Data extract ::
----------------

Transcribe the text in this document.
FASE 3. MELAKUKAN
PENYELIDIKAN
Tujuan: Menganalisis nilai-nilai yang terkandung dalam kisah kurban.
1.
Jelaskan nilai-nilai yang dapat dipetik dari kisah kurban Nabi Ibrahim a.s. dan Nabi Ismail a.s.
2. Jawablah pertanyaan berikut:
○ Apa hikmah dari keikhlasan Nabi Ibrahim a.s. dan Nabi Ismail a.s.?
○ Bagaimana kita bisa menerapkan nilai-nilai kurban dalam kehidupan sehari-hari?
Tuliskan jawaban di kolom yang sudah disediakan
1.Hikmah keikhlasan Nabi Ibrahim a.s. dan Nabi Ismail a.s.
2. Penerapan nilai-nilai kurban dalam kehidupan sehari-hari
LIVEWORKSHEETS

----------------

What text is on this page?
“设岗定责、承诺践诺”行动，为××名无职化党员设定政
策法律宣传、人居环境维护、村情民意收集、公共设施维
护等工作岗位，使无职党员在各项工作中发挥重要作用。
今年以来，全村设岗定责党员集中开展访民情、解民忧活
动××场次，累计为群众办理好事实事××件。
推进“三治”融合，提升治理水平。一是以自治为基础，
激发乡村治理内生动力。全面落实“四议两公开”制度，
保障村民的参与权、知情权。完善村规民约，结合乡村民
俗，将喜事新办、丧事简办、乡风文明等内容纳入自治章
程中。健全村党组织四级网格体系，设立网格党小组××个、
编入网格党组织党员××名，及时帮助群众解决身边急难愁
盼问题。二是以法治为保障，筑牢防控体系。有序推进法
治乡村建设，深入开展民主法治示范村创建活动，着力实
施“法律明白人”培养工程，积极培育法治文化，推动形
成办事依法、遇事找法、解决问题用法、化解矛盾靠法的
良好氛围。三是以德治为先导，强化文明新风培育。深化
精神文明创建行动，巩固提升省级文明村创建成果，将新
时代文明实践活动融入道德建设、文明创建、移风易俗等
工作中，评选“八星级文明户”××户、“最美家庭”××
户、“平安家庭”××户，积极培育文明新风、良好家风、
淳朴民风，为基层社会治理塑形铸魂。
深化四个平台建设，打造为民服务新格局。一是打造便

----------------

Work instructions ::
Take every line from the records above that has the word "Nabi" and copy it.

The response ::
Jelaskan nilai-nilai yang dapat dipetik dari kisah kurban Nabi Ibrahim a.s. dan Nabi Ismail a.s.
○ Apa hikmah dari keikhlasan Nabi Ibrahim a.s. dan Nabi Ismail a.s.?
1.Hikmah keikhlasan Nabi Ibrahim a.s. dan Nabi Ismail a.s.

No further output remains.